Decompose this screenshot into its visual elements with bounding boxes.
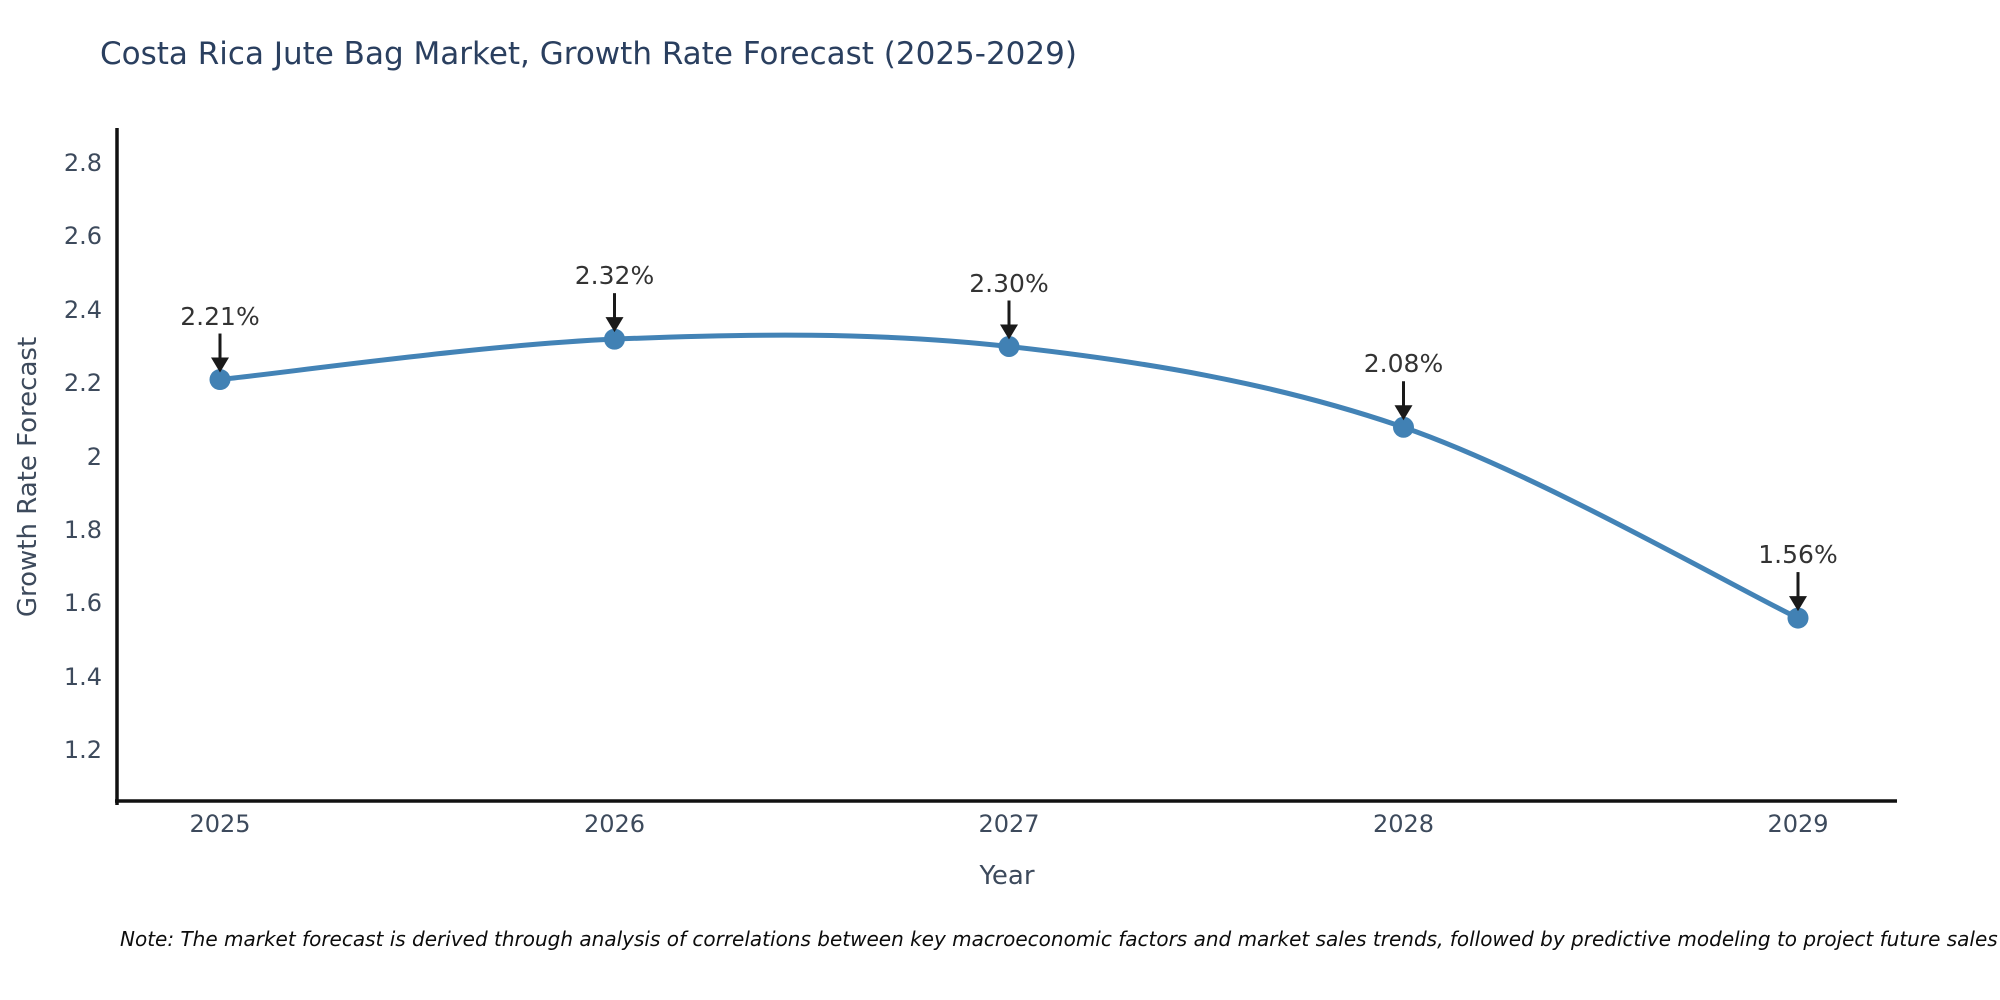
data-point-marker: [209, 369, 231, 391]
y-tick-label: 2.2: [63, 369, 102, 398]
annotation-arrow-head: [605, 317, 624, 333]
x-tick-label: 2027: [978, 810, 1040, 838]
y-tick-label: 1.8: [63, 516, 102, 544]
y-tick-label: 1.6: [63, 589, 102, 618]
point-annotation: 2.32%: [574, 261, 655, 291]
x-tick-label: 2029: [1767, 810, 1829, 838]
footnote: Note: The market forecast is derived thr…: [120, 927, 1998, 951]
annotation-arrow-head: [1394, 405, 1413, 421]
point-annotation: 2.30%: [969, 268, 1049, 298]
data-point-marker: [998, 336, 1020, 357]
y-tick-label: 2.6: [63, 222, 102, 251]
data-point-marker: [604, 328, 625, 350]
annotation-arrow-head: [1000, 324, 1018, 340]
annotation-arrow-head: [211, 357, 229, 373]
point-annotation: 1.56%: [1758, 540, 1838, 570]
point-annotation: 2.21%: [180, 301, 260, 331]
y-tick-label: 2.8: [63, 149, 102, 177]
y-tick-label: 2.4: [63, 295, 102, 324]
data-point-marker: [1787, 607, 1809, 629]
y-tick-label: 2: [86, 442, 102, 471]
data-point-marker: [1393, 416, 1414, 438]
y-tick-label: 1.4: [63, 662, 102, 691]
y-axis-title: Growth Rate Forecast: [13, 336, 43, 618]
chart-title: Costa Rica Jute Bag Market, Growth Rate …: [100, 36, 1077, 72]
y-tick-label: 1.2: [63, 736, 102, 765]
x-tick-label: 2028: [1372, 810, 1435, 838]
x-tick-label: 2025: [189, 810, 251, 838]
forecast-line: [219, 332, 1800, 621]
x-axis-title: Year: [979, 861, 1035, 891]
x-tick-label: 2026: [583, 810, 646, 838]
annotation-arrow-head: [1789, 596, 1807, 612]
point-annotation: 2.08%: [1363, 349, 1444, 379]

######

**EXERCICE COURT**
Retapez à l'identique les lignes ci-dessus en omettant les images, s'il vous plaît.

**CORRIGÉ DE L'EXERCICE**
Decompose this screenshot into its visual elements with bounding boxes.
data-point-marker: [209, 369, 231, 391]
y-tick-label: 2.2: [63, 369, 102, 398]
annotation-arrow-head: [605, 317, 624, 333]
x-tick-label: 2027: [978, 810, 1040, 838]
y-tick-label: 1.8: [63, 516, 102, 544]
y-tick-label: 1.6: [63, 589, 102, 618]
point-annotation: 2.32%: [574, 261, 655, 291]
x-tick-label: 2029: [1767, 810, 1829, 838]
footnote: Note: The market forecast is derived thr…: [120, 927, 1998, 951]
annotation-arrow-head: [1394, 405, 1413, 421]
point-annotation: 2.30%: [969, 268, 1049, 298]
data-point-marker: [998, 336, 1020, 357]
y-tick-label: 2.6: [63, 222, 102, 251]
data-point-marker: [604, 328, 625, 350]
annotation-arrow-head: [1000, 324, 1018, 340]
annotation-arrow-head: [211, 357, 229, 373]
point-annotation: 1.56%: [1758, 540, 1838, 570]
point-annotation: 2.21%: [180, 301, 260, 331]
y-tick-label: 2.8: [63, 149, 102, 177]
y-tick-label: 2.4: [63, 295, 102, 324]
data-point-marker: [1787, 607, 1809, 629]
y-tick-label: 2: [86, 442, 102, 471]
data-point-marker: [1393, 416, 1414, 438]
y-tick-label: 1.4: [63, 662, 102, 691]
y-axis-title: Growth Rate Forecast: [13, 336, 43, 618]
chart-title: Costa Rica Jute Bag Market, Growth Rate …: [100, 36, 1077, 72]
y-tick-label: 1.2: [63, 736, 102, 765]
x-tick-label: 2028: [1372, 810, 1435, 838]
x-tick-label: 2025: [189, 810, 251, 838]
forecast-line: [219, 332, 1800, 621]
x-axis-title: Year: [979, 861, 1035, 891]
x-tick-label: 2026: [583, 810, 646, 838]
annotation-arrow-head: [1789, 596, 1807, 612]
point-annotation: 2.08%: [1363, 349, 1444, 379]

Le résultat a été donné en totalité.